YOUR GOAL:
Write out the full set of records below exactly.

INFORMATION SHOWN:
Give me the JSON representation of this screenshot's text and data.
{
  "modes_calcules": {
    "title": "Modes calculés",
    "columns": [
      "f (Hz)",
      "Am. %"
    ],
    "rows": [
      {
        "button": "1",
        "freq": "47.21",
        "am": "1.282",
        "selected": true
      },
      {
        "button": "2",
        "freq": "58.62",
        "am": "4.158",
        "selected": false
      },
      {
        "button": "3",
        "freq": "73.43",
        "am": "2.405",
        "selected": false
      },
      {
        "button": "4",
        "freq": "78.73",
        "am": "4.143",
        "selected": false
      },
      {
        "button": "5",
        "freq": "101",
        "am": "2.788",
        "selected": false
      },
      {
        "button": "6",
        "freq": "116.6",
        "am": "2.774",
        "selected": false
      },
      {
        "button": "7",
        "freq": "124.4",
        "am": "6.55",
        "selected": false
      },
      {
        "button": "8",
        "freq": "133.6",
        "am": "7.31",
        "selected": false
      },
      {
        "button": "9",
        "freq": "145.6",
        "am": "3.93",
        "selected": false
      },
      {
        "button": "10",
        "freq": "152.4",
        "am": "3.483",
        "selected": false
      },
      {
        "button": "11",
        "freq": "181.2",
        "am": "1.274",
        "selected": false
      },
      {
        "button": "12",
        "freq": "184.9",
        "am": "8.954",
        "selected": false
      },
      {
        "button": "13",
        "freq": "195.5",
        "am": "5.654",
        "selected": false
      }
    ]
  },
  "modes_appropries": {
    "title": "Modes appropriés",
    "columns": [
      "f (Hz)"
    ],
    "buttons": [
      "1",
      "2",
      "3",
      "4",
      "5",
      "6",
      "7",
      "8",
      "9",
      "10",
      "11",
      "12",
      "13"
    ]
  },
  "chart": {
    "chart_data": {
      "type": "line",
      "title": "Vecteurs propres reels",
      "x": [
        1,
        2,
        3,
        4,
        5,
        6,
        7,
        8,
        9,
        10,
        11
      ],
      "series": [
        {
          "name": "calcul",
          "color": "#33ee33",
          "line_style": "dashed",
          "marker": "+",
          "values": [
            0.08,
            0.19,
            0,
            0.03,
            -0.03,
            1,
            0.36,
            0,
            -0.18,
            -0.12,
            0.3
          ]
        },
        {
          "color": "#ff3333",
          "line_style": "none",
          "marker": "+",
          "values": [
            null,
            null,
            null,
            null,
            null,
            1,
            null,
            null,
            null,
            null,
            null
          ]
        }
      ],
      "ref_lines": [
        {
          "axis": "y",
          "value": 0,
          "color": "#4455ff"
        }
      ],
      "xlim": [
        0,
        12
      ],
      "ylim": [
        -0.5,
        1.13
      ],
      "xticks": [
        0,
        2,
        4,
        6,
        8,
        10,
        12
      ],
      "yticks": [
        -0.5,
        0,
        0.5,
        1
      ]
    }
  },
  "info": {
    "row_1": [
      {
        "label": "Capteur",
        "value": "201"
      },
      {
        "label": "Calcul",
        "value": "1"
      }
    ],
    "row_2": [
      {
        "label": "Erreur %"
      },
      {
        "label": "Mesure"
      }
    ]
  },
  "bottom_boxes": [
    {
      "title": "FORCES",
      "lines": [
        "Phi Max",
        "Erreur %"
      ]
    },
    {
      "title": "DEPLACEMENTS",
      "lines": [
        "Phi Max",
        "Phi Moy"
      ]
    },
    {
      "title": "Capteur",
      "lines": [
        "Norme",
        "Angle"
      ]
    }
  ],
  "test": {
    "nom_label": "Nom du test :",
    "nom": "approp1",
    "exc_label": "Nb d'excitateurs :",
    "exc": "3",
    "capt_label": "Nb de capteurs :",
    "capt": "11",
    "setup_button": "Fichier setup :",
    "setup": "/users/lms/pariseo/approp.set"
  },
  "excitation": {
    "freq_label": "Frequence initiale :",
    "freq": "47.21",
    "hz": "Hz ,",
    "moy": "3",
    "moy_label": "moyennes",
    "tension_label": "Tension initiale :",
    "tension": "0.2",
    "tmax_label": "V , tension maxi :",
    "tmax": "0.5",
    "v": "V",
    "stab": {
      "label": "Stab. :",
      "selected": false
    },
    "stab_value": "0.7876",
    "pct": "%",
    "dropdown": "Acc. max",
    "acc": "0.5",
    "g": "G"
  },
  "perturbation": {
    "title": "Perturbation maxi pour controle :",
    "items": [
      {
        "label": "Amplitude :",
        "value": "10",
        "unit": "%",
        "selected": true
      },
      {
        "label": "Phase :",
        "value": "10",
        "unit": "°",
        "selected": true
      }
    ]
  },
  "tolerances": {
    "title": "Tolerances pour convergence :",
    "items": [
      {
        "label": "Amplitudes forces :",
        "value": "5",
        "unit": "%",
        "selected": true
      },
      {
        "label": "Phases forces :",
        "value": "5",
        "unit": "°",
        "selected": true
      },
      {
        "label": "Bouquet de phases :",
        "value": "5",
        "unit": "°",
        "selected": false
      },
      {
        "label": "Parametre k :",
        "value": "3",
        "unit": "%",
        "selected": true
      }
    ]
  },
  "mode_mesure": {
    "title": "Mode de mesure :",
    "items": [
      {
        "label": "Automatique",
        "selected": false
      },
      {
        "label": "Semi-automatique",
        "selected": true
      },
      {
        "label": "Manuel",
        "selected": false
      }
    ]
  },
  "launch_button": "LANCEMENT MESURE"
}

OUTPUT FOR THIS EXERCISE:
Give me the JSON representation of this screenshot's text and data.
{
  "modes_calcules": {
    "title": "Modes calculés",
    "columns": [
      "f (Hz)",
      "Am. %"
    ],
    "rows": [
      {
        "button": "1",
        "freq": "47.21",
        "am": "1.282",
        "selected": true
      },
      {
        "button": "2",
        "freq": "58.62",
        "am": "4.158",
        "selected": false
      },
      {
        "button": "3",
        "freq": "73.43",
        "am": "2.405",
        "selected": false
      },
      {
        "button": "4",
        "freq": "78.73",
        "am": "4.143",
        "selected": false
      },
      {
        "button": "5",
        "freq": "101",
        "am": "2.788",
        "selected": false
      },
      {
        "button": "6",
        "freq": "116.6",
        "am": "2.774",
        "selected": false
      },
      {
        "button": "7",
        "freq": "124.4",
        "am": "6.55",
        "selected": false
      },
      {
        "button": "8",
        "freq": "133.6",
        "am": "7.31",
        "selected": false
      },
      {
        "button": "9",
        "freq": "145.6",
        "am": "3.93",
        "selected": false
      },
      {
        "button": "10",
        "freq": "152.4",
        "am": "3.483",
        "selected": false
      },
      {
        "button": "11",
        "freq": "181.2",
        "am": "1.274",
        "selected": false
      },
      {
        "button": "12",
        "freq": "184.9",
        "am": "8.954",
        "selected": false
      },
      {
        "button": "13",
        "freq": "195.5",
        "am": "5.654",
        "selected": false
      }
    ]
  },
  "modes_appropries": {
    "title": "Modes appropriés",
    "columns": [
      "f (Hz)"
    ],
    "buttons": [
      "1",
      "2",
      "3",
      "4",
      "5",
      "6",
      "7",
      "8",
      "9",
      "10",
      "11",
      "12",
      "13"
    ]
  },
  "chart": {
    "chart_data": {
      "type": "line",
      "title": "Vecteurs propres reels",
      "x": [
        1,
        2,
        3,
        4,
        5,
        6,
        7,
        8,
        9,
        10,
        11
      ],
      "series": [
        {
          "name": "calcul",
          "color": "#33ee33",
          "line_style": "dashed",
          "marker": "+",
          "values": [
            0.08,
            0.19,
            0,
            0.03,
            -0.03,
            1,
            0.36,
            0,
            -0.18,
            -0.12,
            0.3
          ]
        },
        {
          "color": "#ff3333",
          "line_style": "none",
          "marker": "+",
          "values": [
            null,
            null,
            null,
            null,
            null,
            1,
            null,
            null,
            null,
            null,
            null
          ]
        }
      ],
      "ref_lines": [
        {
          "axis": "y",
          "value": 0,
          "color": "#4455ff"
        }
      ],
      "xlim": [
        0,
        12
      ],
      "ylim": [
        -0.5,
        1.13
      ],
      "xticks": [
        0,
        2,
        4,
        6,
        8,
        10,
        12
      ],
      "yticks": [
        -0.5,
        0,
        0.5,
        1
      ]
    }
  },
  "info": {
    "row_1": [
      {
        "label": "Capteur",
        "value": "201"
      },
      {
        "label": "Calcul",
        "value": "1"
      }
    ],
    "row_2": [
      {
        "label": "Erreur %"
      },
      {
        "label": "Mesure"
      }
    ]
  },
  "bottom_boxes": [
    {
      "title": "FORCES",
      "lines": [
        "Phi Max",
        "Erreur %"
      ]
    },
    {
      "title": "DEPLACEMENTS",
      "lines": [
        "Phi Max",
        "Phi Moy"
      ]
    },
    {
      "title": "Capteur",
      "lines": [
        "Norme",
        "Angle"
      ]
    }
  ],
  "test": {
    "nom_label": "Nom du test :",
    "nom": "approp1",
    "exc_label": "Nb d'excitateurs :",
    "exc": "3",
    "capt_label": "Nb de capteurs :",
    "capt": "11",
    "setup_button": "Fichier setup :",
    "setup": "/users/lms/pariseo/approp.set"
  },
  "excitation": {
    "freq_label": "Frequence initiale :",
    "freq": "47.21",
    "hz": "Hz ,",
    "moy": "3",
    "moy_label": "moyennes",
    "tension_label": "Tension initiale :",
    "tension": "0.2",
    "tmax_label": "V , tension maxi :",
    "tmax": "0.5",
    "v": "V",
    "stab": {
      "label": "Stab. :",
      "selected": false
    },
    "stab_value": "0.7876",
    "pct": "%",
    "dropdown": "Acc. max",
    "acc": "0.5",
    "g": "G"
  },
  "perturbation": {
    "title": "Perturbation maxi pour controle :",
    "items": [
      {
        "label": "Amplitude :",
        "value": "10",
        "unit": "%",
        "selected": true
      },
      {
        "label": "Phase :",
        "value": "10",
        "unit": "°",
        "selected": true
      }
    ]
  },
  "tolerances": {
    "title": "Tolerances pour convergence :",
    "items": [
      {
        "label": "Amplitudes forces :",
        "value": "5",
        "unit": "%",
        "selected": true
      },
      {
        "label": "Phases forces :",
        "value": "5",
        "unit": "°",
        "selected": true
      },
      {
        "label": "Bouquet de phases :",
        "value": "5",
        "unit": "°",
        "selected": false
      },
      {
        "label": "Parametre k :",
        "value": "3",
        "unit": "%",
        "selected": true
      }
    ]
  },
  "mode_mesure": {
    "title": "Mode de mesure :",
    "items": [
      {
        "label": "Automatique",
        "selected": false
      },
      {
        "label": "Semi-automatique",
        "selected": true
      },
      {
        "label": "Manuel",
        "selected": false
      }
    ]
  },
  "launch_button": "LANCEMENT MESURE"
}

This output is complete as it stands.